Given problem
Collect each line of the records containing the string "временной".

Dataset excerpts
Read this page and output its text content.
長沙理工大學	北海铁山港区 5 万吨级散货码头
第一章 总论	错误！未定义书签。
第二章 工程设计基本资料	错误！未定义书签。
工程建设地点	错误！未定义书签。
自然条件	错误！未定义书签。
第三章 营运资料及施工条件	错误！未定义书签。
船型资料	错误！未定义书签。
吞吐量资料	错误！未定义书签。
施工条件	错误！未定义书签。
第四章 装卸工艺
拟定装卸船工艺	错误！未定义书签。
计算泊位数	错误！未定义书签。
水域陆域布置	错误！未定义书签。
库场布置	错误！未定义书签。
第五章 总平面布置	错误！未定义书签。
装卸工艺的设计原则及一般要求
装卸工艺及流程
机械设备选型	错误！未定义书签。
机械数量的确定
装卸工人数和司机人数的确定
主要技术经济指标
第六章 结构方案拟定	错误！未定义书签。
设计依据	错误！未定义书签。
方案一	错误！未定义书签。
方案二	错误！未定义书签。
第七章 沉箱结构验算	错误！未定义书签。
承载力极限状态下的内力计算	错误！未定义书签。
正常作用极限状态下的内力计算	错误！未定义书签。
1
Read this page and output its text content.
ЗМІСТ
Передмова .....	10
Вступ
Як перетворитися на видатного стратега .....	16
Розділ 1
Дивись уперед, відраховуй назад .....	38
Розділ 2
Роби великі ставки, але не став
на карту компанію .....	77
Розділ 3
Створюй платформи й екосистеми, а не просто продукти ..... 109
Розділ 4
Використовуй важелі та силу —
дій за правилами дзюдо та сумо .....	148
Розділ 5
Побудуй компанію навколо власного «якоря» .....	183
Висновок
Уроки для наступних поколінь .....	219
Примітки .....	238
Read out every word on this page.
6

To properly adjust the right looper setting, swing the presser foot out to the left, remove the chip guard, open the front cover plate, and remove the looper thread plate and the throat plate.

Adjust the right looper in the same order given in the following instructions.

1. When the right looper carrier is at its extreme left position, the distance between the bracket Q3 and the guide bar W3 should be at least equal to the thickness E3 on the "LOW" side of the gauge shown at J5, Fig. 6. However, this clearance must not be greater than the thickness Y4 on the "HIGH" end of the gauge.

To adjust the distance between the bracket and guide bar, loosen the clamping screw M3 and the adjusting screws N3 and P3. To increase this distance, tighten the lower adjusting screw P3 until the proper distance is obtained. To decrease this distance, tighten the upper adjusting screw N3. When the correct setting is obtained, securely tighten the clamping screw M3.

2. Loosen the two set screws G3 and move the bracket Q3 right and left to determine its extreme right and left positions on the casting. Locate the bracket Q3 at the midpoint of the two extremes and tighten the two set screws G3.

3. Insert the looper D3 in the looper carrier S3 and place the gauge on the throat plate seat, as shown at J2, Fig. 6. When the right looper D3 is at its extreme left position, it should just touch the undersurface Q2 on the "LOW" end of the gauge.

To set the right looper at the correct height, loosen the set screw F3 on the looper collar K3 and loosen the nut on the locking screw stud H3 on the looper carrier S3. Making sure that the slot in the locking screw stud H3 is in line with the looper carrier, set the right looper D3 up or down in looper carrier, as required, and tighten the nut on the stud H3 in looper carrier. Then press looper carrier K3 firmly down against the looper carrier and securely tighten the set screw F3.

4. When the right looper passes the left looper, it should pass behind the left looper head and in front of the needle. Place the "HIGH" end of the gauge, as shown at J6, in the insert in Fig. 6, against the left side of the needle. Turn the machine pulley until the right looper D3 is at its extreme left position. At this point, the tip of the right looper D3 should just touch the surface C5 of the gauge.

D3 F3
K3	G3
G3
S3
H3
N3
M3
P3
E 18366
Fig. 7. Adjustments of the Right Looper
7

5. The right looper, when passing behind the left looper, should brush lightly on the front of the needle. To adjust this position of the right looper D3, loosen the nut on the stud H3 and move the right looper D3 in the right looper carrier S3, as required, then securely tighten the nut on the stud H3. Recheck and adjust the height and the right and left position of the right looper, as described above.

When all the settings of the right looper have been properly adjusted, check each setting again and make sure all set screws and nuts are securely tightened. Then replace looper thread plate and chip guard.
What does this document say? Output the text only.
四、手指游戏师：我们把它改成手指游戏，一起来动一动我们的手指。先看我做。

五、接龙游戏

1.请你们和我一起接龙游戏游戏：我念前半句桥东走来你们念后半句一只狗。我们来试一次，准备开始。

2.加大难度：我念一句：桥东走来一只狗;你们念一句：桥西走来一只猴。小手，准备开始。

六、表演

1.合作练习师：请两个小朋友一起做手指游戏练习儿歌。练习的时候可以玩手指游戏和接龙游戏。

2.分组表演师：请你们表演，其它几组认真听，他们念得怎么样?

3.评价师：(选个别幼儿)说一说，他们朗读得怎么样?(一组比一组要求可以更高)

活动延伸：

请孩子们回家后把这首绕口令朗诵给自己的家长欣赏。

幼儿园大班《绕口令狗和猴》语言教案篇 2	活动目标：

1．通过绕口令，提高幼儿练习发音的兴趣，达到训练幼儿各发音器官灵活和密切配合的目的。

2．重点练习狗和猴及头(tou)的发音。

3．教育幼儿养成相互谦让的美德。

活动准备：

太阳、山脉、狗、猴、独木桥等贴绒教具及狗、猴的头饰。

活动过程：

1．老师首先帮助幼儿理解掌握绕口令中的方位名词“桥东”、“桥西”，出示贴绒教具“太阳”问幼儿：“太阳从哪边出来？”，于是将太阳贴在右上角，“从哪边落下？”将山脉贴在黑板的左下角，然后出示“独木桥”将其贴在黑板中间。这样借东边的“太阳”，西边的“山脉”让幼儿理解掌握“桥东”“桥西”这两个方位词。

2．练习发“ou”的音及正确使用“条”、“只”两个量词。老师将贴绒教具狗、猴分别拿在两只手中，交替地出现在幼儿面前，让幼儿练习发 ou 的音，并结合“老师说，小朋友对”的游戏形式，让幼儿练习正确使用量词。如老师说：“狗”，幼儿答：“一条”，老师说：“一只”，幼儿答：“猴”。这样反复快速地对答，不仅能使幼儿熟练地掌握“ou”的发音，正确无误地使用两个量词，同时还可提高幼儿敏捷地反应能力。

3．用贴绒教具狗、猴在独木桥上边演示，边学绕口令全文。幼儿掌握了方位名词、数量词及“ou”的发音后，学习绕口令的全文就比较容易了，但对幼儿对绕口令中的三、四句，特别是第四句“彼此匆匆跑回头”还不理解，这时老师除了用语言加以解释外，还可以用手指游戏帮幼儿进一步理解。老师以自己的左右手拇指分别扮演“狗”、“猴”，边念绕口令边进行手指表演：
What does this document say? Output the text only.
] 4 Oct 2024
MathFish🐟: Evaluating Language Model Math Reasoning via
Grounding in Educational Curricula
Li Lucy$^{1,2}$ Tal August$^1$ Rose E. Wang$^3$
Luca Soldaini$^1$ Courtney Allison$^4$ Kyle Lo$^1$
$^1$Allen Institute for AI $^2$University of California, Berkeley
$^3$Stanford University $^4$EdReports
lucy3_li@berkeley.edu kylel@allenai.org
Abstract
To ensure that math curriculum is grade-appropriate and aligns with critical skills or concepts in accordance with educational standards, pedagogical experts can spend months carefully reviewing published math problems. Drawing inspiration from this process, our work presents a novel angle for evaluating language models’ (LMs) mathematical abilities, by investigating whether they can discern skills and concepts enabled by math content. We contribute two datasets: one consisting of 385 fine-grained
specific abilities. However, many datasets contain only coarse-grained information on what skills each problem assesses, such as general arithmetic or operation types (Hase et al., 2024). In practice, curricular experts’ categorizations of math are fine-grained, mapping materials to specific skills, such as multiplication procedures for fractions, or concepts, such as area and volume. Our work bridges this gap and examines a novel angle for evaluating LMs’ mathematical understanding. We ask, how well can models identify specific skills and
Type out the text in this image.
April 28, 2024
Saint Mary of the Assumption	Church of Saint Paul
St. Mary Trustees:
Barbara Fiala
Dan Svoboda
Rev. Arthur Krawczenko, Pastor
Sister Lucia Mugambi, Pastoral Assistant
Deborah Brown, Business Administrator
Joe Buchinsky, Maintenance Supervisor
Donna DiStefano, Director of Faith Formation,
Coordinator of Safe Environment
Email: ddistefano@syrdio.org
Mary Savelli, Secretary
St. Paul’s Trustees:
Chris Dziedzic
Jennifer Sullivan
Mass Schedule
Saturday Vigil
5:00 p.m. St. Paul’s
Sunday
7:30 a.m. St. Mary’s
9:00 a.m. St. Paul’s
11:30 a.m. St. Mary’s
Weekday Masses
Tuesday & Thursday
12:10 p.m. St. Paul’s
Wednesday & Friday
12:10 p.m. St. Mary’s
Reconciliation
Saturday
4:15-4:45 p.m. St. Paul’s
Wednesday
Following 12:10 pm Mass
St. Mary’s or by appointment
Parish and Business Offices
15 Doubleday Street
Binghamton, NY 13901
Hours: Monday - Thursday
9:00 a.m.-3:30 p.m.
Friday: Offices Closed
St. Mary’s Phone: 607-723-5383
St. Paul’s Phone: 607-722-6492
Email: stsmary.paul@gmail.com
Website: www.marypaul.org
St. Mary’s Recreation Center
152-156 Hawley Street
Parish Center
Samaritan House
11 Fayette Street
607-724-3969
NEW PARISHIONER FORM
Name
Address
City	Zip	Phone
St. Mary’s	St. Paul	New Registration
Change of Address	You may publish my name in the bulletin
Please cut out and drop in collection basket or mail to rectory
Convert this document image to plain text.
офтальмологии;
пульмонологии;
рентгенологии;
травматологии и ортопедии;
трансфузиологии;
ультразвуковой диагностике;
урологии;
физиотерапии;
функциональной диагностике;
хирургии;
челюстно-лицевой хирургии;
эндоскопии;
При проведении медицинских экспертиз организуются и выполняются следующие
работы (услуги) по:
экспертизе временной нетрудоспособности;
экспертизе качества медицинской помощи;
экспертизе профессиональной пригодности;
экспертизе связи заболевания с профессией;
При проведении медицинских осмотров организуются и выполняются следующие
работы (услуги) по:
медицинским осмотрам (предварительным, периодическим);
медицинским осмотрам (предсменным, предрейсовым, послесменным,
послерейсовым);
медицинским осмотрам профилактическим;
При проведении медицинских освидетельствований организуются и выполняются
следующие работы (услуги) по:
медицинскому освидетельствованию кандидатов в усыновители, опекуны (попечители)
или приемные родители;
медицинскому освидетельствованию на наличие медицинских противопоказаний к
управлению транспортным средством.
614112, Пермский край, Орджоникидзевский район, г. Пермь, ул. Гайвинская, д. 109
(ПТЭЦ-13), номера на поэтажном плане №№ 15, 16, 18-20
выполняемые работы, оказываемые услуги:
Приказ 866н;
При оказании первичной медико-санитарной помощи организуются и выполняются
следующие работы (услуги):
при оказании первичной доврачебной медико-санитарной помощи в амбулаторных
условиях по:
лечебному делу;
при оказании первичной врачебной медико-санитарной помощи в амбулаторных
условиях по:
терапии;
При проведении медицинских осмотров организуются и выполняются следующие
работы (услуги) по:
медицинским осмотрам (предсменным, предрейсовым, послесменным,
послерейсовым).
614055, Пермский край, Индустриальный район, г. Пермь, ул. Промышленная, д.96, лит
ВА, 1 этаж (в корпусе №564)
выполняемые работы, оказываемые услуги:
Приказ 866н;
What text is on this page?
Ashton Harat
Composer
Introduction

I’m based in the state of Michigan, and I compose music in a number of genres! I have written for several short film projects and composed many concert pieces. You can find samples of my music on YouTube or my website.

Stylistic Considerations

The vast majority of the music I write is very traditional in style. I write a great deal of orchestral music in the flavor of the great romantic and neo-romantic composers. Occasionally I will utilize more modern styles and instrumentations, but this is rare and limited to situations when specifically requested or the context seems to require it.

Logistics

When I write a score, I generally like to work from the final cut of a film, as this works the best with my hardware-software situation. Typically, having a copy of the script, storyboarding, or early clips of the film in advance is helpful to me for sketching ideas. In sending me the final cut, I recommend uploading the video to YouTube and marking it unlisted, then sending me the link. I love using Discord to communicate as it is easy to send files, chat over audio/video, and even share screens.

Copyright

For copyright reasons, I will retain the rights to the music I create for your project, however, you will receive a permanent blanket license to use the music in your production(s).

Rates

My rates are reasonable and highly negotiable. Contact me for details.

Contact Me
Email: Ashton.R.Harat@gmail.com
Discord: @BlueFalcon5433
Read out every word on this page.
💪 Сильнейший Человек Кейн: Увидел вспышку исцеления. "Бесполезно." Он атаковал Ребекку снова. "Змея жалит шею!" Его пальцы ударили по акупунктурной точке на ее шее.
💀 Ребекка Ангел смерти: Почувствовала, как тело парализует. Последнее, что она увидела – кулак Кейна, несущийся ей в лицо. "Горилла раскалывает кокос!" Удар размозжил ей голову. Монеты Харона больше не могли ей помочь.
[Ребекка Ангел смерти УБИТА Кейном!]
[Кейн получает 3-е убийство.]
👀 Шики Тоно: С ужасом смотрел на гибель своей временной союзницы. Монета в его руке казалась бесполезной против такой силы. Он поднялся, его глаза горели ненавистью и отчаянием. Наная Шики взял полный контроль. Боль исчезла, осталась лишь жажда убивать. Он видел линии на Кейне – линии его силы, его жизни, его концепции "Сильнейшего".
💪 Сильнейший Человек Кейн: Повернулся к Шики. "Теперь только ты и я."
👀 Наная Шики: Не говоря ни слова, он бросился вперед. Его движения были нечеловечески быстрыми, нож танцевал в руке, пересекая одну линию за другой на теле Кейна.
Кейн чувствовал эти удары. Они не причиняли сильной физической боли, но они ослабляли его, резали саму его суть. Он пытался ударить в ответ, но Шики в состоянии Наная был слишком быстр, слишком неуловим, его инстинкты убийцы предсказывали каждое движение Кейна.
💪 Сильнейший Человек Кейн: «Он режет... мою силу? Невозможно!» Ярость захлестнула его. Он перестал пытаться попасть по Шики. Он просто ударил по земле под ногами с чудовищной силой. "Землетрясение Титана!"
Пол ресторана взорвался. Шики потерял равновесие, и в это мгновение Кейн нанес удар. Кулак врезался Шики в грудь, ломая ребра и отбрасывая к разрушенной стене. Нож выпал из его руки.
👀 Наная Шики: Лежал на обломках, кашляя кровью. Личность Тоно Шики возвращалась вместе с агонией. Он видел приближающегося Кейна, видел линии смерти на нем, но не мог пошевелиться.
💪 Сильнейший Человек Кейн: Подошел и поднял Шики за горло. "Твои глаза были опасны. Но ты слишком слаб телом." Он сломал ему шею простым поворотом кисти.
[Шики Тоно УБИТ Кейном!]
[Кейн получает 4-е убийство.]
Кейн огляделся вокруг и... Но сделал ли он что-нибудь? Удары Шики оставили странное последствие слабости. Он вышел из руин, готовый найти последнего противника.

Correct response
экспертизе временной нетрудоспособности;
👀 Шики Тоно: С ужасом смотрел на гибель своей временной союзницы. Монета в его руке казалась бесполезной против такой силы. Он поднялся, его глаза горели ненавистью и отчаянием. Наная Шики взял полный контроль. Боль исчезла, осталась лишь жажда убивать. Он видел линии на Кейне – линии его силы, его жизни, его концепции "Сильнейшего".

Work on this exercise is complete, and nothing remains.